* [RECORDS SUPPLIED]
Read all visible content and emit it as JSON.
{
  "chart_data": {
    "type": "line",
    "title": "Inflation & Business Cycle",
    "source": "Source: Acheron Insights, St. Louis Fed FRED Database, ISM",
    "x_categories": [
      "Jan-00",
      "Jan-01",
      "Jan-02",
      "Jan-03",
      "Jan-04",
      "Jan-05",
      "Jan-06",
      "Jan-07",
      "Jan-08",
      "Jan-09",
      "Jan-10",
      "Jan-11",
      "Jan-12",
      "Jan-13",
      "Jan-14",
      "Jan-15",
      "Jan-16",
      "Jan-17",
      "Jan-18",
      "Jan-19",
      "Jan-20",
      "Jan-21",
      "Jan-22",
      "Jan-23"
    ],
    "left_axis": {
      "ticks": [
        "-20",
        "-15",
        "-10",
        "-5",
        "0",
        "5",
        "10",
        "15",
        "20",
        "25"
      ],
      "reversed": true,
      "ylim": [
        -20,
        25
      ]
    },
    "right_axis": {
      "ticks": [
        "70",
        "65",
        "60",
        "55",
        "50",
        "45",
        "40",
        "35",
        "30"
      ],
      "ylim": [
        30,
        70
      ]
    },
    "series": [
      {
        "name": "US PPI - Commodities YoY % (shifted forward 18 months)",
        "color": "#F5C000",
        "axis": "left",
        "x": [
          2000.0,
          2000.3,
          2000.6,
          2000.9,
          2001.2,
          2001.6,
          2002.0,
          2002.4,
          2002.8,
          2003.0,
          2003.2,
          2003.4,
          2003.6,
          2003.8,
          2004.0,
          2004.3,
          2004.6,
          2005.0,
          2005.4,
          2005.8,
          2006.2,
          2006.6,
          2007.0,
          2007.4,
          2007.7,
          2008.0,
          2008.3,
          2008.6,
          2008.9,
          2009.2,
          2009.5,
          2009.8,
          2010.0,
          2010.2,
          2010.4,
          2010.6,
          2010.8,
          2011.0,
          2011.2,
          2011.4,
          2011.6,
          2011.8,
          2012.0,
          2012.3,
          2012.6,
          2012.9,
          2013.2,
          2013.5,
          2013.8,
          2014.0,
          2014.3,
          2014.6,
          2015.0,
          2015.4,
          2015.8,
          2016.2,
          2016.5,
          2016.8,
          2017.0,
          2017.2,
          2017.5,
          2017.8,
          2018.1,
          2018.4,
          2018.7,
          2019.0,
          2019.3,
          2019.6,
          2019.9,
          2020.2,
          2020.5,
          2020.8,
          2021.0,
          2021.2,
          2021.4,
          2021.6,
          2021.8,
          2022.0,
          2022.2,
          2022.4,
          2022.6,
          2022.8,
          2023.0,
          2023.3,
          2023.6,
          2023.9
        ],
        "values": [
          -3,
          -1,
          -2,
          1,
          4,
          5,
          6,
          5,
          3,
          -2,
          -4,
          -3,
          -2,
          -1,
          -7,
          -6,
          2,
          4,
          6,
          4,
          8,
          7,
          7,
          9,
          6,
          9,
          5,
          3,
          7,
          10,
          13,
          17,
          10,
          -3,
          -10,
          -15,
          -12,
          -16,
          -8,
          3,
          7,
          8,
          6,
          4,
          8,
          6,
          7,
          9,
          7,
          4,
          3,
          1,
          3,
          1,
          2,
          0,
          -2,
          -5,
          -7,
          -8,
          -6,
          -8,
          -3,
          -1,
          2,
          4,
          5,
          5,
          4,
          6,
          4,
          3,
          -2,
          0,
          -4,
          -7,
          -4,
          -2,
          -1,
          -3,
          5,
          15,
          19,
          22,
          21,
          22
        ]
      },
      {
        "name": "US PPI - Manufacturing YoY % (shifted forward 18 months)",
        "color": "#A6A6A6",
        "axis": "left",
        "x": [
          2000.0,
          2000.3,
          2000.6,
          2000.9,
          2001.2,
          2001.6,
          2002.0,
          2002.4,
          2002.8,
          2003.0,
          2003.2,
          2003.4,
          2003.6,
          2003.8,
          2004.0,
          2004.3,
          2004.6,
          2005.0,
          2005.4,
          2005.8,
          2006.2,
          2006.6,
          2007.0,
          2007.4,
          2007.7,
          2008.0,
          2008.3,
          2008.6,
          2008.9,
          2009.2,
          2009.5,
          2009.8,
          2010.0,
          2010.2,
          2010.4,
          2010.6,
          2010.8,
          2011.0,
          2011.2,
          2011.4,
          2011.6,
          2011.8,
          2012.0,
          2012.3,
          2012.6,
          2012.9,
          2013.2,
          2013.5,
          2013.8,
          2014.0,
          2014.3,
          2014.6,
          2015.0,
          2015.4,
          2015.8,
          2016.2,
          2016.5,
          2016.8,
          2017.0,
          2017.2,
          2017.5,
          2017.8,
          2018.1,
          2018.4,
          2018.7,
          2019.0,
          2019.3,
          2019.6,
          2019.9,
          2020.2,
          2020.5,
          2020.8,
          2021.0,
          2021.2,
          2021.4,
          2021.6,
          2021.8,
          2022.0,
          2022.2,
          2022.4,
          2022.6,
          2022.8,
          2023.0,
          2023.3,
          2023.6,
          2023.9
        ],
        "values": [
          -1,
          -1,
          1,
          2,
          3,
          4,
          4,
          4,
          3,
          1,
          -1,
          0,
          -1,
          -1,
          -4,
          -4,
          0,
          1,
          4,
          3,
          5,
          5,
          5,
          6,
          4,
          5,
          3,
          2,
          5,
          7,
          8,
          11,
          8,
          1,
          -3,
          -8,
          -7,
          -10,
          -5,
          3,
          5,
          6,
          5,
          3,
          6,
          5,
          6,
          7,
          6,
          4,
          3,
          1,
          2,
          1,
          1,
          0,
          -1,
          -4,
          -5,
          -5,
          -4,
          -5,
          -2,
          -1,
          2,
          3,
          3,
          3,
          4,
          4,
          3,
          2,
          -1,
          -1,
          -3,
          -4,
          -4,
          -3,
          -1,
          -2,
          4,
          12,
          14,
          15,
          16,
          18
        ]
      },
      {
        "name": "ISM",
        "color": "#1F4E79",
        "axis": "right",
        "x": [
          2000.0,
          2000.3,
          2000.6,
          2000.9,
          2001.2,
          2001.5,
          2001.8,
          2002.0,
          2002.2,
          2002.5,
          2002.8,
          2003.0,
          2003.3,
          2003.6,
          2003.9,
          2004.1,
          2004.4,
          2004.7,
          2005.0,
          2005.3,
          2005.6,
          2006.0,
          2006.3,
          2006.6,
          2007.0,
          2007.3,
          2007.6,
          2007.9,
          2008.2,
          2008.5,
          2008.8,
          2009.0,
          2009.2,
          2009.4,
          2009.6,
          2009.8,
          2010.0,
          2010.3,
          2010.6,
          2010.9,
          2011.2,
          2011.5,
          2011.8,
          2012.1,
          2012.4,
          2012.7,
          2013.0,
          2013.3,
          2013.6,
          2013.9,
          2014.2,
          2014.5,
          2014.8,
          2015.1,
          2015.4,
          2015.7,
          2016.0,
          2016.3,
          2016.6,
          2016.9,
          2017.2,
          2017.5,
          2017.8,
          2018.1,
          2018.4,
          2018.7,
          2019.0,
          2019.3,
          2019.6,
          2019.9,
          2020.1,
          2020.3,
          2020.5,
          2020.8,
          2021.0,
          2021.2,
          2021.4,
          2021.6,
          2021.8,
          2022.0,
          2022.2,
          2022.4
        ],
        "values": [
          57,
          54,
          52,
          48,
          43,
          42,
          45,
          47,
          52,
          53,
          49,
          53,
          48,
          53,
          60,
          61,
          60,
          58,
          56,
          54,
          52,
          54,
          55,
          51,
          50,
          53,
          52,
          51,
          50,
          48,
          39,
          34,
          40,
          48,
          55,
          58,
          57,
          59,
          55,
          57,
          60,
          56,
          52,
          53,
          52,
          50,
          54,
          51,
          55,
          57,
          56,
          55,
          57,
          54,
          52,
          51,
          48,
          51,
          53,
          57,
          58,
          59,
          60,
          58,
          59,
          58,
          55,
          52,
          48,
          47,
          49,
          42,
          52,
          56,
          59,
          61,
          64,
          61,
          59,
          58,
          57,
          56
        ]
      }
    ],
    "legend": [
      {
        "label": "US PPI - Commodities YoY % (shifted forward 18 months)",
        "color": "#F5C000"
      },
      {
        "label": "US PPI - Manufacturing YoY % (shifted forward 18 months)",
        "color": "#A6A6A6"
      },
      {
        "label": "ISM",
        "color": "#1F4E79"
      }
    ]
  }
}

* [WHAT THE TASK ASKS] Gather each line of the listing containing the word "shifted" and show it.

* [TASK OUTPUT]
        "name": "US PPI - Commodities YoY % (shifted forward 18 months)",
        "name": "US PPI - Manufacturing YoY % (shifted forward 18 months)",
        "label": "US PPI - Commodities YoY % (shifted forward 18 months)",
        "label": "US PPI - Manufacturing YoY % (shifted forward 18 months)",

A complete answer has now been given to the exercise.